> _Collected data entries_
##############################
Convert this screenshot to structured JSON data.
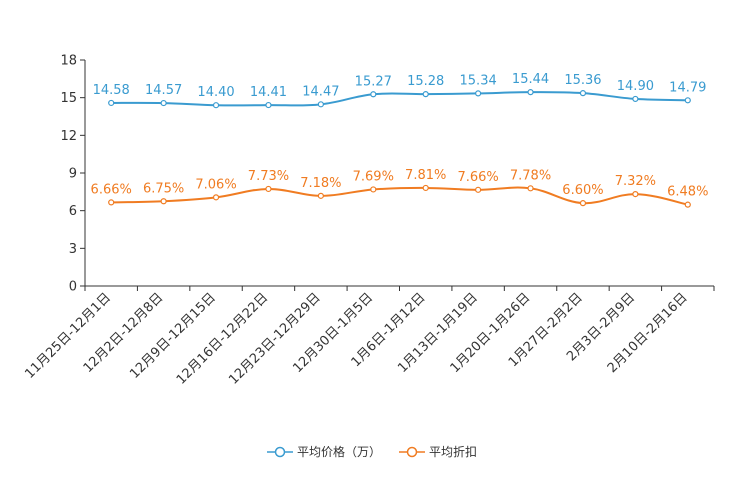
{
  "chart_data": {
    "type": "line",
    "categories": [
      "11月25日-12月1日",
      "12月2日-12月8日",
      "12月9日-12月15日",
      "12月16日-12月22日",
      "12月23日-12月29日",
      "12月30日-1月5日",
      "1月6日-1月12日",
      "1月13日-1月19日",
      "1月20日-1月26日",
      "1月27日-2月2日",
      "2月3日-2月9日",
      "2月10日-2月16日"
    ],
    "series": [
      {
        "name": "平均价格（万）",
        "color": "#3a9bd0",
        "values": [
          14.58,
          14.57,
          14.4,
          14.41,
          14.47,
          15.27,
          15.28,
          15.34,
          15.44,
          15.36,
          14.9,
          14.79
        ],
        "labels": [
          "14.58",
          "14.57",
          "14.40",
          "14.41",
          "14.47",
          "15.27",
          "15.28",
          "15.34",
          "15.44",
          "15.36",
          "14.90",
          "14.79"
        ]
      },
      {
        "name": "平均折扣",
        "color": "#f07c22",
        "values": [
          6.66,
          6.75,
          7.06,
          7.73,
          7.18,
          7.69,
          7.81,
          7.66,
          7.78,
          6.6,
          7.32,
          6.48
        ],
        "labels": [
          "6.66%",
          "6.75%",
          "7.06%",
          "7.73%",
          "7.18%",
          "7.69%",
          "7.81%",
          "7.66%",
          "7.78%",
          "6.60%",
          "7.32%",
          "6.48%"
        ]
      }
    ],
    "yticks": [
      "0",
      "3",
      "6",
      "9",
      "12",
      "15",
      "18"
    ],
    "ylim": [
      0,
      18
    ],
    "legend_position": "bottom-center"
  }
}
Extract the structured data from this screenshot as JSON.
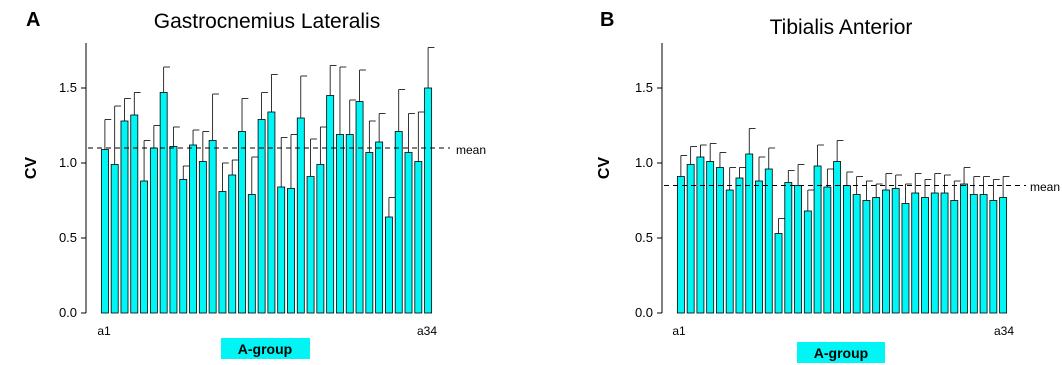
##############################
> _Exercise description_
Find every line in the records above that holds the word "structured", and copy each one.

> _Output of the task_
Convert this screenshot to structured JSON data.
Extract the structured data from this screenshot as JSON.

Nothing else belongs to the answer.